■ Task directions: Locate the string "Dollar" in the records below. Copy every line where it occurs.

[start of Information shown]

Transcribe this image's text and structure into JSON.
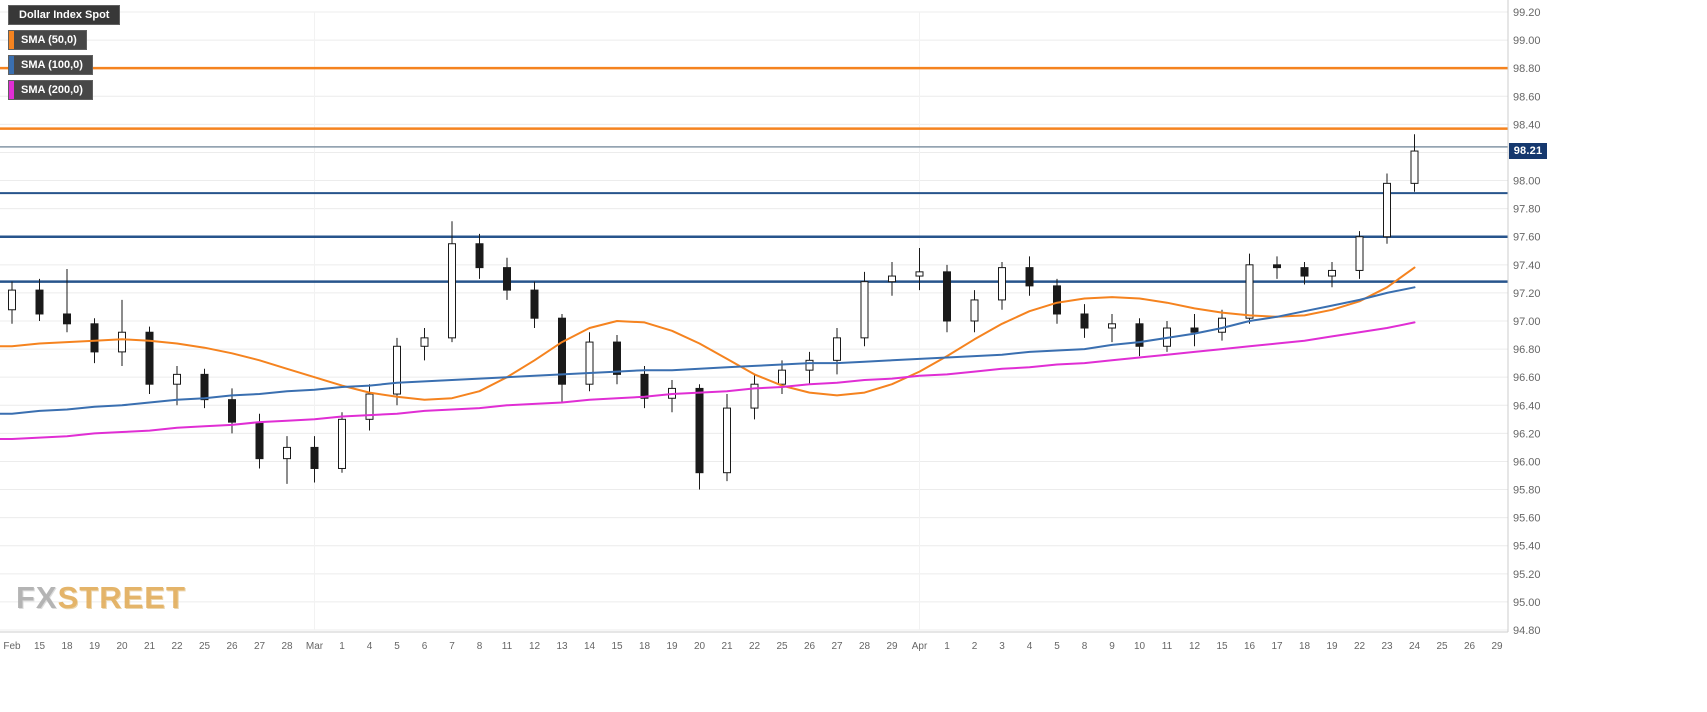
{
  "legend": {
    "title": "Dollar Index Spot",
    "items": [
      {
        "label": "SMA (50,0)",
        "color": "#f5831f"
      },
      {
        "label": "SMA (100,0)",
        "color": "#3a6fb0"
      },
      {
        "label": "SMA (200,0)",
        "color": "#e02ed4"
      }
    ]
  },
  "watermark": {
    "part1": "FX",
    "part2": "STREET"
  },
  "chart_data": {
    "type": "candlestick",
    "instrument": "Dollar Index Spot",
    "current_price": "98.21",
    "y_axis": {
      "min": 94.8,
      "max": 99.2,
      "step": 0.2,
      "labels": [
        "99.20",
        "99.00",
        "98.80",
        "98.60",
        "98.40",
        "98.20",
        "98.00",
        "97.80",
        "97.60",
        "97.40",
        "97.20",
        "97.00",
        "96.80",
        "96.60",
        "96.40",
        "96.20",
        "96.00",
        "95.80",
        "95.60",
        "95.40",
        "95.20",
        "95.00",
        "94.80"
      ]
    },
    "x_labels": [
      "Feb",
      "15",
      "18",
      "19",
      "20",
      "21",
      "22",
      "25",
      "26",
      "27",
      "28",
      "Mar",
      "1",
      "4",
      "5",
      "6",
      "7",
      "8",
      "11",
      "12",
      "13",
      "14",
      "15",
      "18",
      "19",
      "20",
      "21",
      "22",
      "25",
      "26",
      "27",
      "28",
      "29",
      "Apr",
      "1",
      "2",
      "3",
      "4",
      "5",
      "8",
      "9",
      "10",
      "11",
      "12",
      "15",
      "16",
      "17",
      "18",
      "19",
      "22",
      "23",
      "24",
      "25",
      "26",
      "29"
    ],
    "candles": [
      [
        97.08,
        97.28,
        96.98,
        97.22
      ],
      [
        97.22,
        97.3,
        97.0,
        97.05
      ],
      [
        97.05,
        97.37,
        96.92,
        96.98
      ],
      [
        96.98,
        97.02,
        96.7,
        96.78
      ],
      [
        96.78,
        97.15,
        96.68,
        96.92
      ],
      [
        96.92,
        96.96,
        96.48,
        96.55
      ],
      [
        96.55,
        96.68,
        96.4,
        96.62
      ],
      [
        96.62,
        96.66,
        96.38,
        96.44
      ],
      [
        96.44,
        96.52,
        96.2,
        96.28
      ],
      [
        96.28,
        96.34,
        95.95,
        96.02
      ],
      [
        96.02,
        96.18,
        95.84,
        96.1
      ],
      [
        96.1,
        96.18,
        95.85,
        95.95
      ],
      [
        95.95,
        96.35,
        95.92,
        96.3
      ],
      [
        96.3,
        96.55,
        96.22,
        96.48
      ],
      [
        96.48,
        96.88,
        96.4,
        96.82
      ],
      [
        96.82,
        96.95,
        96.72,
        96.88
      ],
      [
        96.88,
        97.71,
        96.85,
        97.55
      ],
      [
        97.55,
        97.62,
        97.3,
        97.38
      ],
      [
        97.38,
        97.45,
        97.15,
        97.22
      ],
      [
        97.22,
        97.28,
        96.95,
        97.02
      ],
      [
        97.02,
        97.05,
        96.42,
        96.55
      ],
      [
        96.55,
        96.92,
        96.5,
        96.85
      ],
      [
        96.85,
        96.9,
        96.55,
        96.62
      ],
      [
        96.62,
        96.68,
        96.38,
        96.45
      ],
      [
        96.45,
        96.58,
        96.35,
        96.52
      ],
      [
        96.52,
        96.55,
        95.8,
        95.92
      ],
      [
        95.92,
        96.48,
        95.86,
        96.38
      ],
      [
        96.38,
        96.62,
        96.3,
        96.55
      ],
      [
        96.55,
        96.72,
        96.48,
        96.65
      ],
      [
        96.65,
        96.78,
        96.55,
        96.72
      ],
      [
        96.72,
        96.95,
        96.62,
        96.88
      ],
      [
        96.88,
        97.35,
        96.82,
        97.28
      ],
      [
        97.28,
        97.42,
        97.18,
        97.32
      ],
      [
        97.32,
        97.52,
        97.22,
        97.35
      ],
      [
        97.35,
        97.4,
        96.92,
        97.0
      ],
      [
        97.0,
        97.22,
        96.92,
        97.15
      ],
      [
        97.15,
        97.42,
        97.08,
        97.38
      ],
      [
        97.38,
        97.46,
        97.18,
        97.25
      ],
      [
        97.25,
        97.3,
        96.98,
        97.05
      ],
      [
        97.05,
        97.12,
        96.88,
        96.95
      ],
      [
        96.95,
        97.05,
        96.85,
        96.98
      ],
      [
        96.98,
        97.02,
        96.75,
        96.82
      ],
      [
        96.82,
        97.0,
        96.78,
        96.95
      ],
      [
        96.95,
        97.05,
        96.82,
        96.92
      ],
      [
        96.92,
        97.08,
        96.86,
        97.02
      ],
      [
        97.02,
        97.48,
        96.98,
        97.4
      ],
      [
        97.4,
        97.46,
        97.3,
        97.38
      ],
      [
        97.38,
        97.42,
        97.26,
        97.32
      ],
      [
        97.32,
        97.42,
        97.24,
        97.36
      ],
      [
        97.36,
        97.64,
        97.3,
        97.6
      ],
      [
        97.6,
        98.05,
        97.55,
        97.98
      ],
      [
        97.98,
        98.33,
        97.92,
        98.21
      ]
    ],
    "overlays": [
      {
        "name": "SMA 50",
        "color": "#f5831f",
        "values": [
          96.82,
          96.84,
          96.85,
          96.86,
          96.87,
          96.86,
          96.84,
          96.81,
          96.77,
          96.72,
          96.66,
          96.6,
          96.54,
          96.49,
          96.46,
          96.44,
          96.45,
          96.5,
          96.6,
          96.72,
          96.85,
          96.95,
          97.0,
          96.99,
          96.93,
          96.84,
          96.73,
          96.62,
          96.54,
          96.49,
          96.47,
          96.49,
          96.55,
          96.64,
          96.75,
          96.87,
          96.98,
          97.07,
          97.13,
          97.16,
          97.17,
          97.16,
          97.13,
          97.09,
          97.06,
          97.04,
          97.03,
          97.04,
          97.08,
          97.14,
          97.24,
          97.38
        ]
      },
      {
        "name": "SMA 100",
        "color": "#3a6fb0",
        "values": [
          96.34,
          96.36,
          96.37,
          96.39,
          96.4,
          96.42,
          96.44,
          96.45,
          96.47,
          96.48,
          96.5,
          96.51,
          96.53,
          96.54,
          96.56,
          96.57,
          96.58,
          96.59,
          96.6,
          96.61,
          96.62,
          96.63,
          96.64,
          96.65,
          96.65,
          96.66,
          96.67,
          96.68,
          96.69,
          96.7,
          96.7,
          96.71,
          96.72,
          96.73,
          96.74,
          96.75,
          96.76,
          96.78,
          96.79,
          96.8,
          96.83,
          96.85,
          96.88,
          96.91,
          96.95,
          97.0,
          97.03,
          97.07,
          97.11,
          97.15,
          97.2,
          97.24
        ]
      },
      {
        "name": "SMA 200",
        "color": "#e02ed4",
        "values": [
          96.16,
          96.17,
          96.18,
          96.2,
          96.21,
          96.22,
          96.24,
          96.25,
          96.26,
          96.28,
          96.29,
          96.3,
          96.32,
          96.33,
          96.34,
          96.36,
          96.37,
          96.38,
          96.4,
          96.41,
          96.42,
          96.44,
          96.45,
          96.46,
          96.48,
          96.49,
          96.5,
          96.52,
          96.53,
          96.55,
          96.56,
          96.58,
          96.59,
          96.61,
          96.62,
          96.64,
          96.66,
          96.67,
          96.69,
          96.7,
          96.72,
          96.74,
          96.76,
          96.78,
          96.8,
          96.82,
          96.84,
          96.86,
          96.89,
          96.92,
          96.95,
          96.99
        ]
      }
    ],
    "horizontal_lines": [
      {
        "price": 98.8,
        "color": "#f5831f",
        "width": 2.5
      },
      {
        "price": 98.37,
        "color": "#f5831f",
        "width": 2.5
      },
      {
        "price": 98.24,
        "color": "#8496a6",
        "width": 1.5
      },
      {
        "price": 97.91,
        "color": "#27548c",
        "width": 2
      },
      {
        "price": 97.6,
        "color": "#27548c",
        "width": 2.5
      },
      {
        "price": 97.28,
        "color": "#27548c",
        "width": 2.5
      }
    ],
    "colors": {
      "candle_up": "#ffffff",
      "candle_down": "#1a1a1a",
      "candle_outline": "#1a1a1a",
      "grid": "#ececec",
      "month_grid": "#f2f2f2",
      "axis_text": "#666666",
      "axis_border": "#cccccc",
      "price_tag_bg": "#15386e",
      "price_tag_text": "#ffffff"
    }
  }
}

[end of Information shown]

■ Full response:
    "title": "Dollar Index Spot",
    "instrument": "Dollar Index Spot",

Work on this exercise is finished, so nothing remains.